# What is needed:
Exact repetition is required: output every record in full.

# Source material:
* * *
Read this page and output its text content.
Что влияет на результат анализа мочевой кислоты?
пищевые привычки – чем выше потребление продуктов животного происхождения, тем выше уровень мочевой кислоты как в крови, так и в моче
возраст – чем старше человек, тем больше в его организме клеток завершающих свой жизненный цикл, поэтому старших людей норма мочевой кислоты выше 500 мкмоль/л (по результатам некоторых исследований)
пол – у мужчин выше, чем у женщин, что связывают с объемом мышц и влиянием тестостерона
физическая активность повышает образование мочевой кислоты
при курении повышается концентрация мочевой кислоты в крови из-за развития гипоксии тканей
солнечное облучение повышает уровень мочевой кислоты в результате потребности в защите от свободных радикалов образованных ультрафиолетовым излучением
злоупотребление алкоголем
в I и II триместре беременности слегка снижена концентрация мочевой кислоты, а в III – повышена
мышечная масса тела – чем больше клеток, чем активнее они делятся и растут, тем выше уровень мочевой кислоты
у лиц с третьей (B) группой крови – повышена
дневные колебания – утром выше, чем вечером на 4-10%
* * *
# Response below:
Read this page and output its text content.
Что влияет на результат анализа мочевой кислоты?
пищевые привычки – чем выше потребление продуктов животного происхождения, тем выше уровень мочевой кислоты как в крови, так и в моче
возраст – чем старше человек, тем больше в его организме клеток завершающих свой жизненный цикл, поэтому старших людей норма мочевой кислоты выше 500 мкмоль/л (по результатам некоторых исследований)
пол – у мужчин выше, чем у женщин, что связывают с объемом мышц и влиянием тестостерона
физическая активность повышает образование мочевой кислоты
при курении повышается концентрация мочевой кислоты в крови из-за развития гипоксии тканей
солнечное облучение повышает уровень мочевой кислоты в результате потребности в защите от свободных радикалов образованных ультрафиолетовым излучением
злоупотребление алкоголем
в I и II триместре беременности слегка снижена концентрация мочевой кислоты, а в III – повышена
мышечная масса тела – чем больше клеток, чем активнее они делятся и растут, тем выше уровень мочевой кислоты
у лиц с третьей (B) группой крови – повышена
дневные колебания – утром выше, чем вечером на 4-10%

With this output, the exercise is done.